**PROVIDED ENTRIES**
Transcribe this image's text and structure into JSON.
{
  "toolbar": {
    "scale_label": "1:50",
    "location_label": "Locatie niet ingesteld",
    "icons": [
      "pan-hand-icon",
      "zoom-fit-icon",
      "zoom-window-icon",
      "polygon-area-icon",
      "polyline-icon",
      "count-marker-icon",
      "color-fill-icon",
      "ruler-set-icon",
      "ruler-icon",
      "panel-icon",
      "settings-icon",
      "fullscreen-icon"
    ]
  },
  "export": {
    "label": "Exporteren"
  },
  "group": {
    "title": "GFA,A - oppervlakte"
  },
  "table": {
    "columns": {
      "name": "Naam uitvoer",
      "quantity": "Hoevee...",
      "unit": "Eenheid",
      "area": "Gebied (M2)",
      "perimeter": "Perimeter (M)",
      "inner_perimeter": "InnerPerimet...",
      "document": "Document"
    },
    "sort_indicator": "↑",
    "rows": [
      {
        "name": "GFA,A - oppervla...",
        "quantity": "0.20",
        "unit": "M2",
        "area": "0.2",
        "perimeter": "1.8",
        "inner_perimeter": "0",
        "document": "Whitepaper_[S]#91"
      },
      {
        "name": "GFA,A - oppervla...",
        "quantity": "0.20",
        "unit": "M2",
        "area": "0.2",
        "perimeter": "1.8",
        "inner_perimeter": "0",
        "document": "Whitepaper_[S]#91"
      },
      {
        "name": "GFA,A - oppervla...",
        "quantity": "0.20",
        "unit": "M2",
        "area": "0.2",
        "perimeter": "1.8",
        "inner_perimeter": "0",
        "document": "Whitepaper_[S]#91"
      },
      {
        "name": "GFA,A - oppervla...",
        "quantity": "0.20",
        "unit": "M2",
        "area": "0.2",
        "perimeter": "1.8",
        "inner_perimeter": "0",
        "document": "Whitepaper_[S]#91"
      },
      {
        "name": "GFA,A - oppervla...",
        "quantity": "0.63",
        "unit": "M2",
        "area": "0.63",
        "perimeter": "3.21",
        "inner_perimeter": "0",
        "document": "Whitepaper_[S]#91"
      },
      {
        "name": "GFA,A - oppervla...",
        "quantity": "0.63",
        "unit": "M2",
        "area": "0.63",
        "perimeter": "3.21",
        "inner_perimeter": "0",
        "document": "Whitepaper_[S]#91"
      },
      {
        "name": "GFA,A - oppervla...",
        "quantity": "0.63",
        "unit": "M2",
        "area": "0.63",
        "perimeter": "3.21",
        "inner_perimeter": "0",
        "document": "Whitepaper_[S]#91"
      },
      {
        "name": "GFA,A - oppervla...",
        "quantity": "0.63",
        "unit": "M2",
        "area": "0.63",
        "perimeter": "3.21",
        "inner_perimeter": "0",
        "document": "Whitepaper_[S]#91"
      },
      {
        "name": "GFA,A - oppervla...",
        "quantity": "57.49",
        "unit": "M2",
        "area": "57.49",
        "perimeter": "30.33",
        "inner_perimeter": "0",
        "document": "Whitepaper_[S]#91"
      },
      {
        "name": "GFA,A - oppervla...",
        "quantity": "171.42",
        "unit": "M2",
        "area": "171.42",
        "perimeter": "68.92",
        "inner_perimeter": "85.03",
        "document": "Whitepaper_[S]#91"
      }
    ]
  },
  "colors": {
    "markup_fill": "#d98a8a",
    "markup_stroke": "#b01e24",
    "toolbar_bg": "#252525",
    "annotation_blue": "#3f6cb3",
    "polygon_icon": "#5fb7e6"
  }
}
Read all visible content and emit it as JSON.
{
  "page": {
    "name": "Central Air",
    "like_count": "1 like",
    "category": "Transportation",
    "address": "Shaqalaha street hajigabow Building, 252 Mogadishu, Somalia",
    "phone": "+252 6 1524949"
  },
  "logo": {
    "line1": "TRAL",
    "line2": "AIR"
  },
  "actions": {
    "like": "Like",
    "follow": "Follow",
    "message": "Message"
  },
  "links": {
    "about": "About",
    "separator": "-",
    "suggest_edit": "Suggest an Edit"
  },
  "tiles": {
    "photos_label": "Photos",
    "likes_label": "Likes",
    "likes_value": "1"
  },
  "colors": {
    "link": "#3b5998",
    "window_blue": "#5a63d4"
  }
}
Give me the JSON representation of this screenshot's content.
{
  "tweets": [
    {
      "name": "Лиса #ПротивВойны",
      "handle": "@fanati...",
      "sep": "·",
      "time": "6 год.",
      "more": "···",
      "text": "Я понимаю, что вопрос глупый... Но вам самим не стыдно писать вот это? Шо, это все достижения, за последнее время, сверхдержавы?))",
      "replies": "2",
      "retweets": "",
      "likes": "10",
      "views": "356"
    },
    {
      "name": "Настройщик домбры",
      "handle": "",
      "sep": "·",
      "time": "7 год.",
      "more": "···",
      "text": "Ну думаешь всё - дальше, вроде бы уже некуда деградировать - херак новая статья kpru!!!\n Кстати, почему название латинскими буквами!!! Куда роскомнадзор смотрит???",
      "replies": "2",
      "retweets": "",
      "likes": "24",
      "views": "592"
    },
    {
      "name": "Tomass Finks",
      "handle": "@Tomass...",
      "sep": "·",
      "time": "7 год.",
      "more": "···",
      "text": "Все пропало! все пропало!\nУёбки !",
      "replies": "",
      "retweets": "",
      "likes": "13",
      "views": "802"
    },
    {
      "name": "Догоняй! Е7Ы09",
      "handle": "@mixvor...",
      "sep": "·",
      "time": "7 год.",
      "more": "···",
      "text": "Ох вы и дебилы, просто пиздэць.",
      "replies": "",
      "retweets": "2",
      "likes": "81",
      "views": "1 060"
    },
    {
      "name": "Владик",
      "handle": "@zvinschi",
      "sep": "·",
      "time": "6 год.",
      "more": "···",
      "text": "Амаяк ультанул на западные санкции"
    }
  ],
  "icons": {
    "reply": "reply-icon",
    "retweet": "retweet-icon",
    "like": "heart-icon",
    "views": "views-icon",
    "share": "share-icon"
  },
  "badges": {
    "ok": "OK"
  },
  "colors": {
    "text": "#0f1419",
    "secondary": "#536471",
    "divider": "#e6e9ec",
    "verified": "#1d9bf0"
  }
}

**STATED EXERCISE**
Copy each line from the data above that includes "this".

**TASK RESPONSE**
Transcribe this image's text and structure into JSON.
Give me the JSON representation of this screenshot's content.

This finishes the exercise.